● **What needs to be done**: Please write out the complete listing that follows, exactly as it reads.

● **Records about charts and figures**:
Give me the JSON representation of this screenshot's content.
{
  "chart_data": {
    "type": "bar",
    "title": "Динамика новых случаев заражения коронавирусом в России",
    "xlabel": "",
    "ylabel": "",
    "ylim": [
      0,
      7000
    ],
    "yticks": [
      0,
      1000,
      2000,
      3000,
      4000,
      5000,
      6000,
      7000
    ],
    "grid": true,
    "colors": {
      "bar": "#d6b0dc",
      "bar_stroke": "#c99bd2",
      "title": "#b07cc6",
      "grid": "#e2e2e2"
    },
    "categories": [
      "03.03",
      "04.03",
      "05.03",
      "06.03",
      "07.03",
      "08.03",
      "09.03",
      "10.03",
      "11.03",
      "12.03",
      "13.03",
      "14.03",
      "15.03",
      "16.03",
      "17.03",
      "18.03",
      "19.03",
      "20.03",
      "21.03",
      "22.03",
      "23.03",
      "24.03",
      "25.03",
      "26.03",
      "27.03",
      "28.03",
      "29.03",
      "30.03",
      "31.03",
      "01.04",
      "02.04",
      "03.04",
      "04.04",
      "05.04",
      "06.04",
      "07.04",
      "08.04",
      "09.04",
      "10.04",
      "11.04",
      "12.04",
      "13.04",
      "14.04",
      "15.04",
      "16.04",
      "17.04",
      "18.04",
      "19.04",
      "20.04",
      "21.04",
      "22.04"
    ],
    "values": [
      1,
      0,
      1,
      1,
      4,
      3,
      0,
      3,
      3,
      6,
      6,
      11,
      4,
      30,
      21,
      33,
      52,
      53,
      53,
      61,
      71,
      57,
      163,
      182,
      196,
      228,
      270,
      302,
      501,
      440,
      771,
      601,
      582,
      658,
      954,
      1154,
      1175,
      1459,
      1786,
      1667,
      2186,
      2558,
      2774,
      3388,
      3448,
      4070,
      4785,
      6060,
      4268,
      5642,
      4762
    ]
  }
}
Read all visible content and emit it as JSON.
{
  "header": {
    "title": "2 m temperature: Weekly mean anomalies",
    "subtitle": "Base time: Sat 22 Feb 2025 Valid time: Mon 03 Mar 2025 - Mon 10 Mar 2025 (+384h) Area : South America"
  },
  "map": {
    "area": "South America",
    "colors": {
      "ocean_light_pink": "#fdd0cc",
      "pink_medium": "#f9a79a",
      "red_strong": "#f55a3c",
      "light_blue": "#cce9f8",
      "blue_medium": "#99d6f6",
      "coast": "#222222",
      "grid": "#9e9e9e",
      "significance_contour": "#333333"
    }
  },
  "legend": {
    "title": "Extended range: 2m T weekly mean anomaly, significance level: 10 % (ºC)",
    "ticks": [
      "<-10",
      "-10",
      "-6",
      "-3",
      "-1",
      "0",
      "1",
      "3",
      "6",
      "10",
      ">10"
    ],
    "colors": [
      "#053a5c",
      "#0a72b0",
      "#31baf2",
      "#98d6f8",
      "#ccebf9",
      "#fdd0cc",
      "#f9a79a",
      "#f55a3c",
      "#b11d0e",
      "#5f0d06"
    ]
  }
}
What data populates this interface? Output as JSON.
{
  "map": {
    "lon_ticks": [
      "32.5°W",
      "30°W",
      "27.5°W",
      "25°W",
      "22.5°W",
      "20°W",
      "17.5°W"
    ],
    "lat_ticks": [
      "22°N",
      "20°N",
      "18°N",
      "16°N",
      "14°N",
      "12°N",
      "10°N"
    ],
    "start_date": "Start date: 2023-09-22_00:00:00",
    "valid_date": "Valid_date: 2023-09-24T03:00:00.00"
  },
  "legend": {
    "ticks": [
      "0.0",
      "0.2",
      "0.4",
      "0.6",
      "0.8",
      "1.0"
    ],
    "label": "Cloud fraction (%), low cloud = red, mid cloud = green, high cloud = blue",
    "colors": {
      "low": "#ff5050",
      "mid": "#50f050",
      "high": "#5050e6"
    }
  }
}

● **Result of the exercise**:
Give me the JSON representation of this screenshot's content.
{
  "chart_data": {
    "type": "bar",
    "title": "Динамика новых случаев заражения коронавирусом в России",
    "xlabel": "",
    "ylabel": "",
    "ylim": [
      0,
      7000
    ],
    "yticks": [
      0,
      1000,
      2000,
      3000,
      4000,
      5000,
      6000,
      7000
    ],
    "grid": true,
    "colors": {
      "bar": "#d6b0dc",
      "bar_stroke": "#c99bd2",
      "title": "#b07cc6",
      "grid": "#e2e2e2"
    },
    "categories": [
      "03.03",
      "04.03",
      "05.03",
      "06.03",
      "07.03",
      "08.03",
      "09.03",
      "10.03",
      "11.03",
      "12.03",
      "13.03",
      "14.03",
      "15.03",
      "16.03",
      "17.03",
      "18.03",
      "19.03",
      "20.03",
      "21.03",
      "22.03",
      "23.03",
      "24.03",
      "25.03",
      "26.03",
      "27.03",
      "28.03",
      "29.03",
      "30.03",
      "31.03",
      "01.04",
      "02.04",
      "03.04",
      "04.04",
      "05.04",
      "06.04",
      "07.04",
      "08.04",
      "09.04",
      "10.04",
      "11.04",
      "12.04",
      "13.04",
      "14.04",
      "15.04",
      "16.04",
      "17.04",
      "18.04",
      "19.04",
      "20.04",
      "21.04",
      "22.04"
    ],
    "values": [
      1,
      0,
      1,
      1,
      4,
      3,
      0,
      3,
      3,
      6,
      6,
      11,
      4,
      30,
      21,
      33,
      52,
      53,
      53,
      61,
      71,
      57,
      163,
      182,
      196,
      228,
      270,
      302,
      501,
      440,
      771,
      601,
      582,
      658,
      954,
      1154,
      1175,
      1459,
      1786,
      1667,
      2186,
      2558,
      2774,
      3388,
      3448,
      4070,
      4785,
      6060,
      4268,
      5642,
      4762
    ]
  }
}
Read all visible content and emit it as JSON.
{
  "header": {
    "title": "2 m temperature: Weekly mean anomalies",
    "subtitle": "Base time: Sat 22 Feb 2025 Valid time: Mon 03 Mar 2025 - Mon 10 Mar 2025 (+384h) Area : South America"
  },
  "map": {
    "area": "South America",
    "colors": {
      "ocean_light_pink": "#fdd0cc",
      "pink_medium": "#f9a79a",
      "red_strong": "#f55a3c",
      "light_blue": "#cce9f8",
      "blue_medium": "#99d6f6",
      "coast": "#222222",
      "grid": "#9e9e9e",
      "significance_contour": "#333333"
    }
  },
  "legend": {
    "title": "Extended range: 2m T weekly mean anomaly, significance level: 10 % (ºC)",
    "ticks": [
      "<-10",
      "-10",
      "-6",
      "-3",
      "-1",
      "0",
      "1",
      "3",
      "6",
      "10",
      ">10"
    ],
    "colors": [
      "#053a5c",
      "#0a72b0",
      "#31baf2",
      "#98d6f8",
      "#ccebf9",
      "#fdd0cc",
      "#f9a79a",
      "#f55a3c",
      "#b11d0e",
      "#5f0d06"
    ]
  }
}
What data populates this interface? Output as JSON.
{
  "map": {
    "lon_ticks": [
      "32.5°W",
      "30°W",
      "27.5°W",
      "25°W",
      "22.5°W",
      "20°W",
      "17.5°W"
    ],
    "lat_ticks": [
      "22°N",
      "20°N",
      "18°N",
      "16°N",
      "14°N",
      "12°N",
      "10°N"
    ],
    "start_date": "Start date: 2023-09-22_00:00:00",
    "valid_date": "Valid_date: 2023-09-24T03:00:00.00"
  },
  "legend": {
    "ticks": [
      "0.0",
      "0.2",
      "0.4",
      "0.6",
      "0.8",
      "1.0"
    ],
    "label": "Cloud fraction (%), low cloud = red, mid cloud = green, high cloud = blue",
    "colors": {
      "low": "#ff5050",
      "mid": "#50f050",
      "high": "#5050e6"
    }
  }
}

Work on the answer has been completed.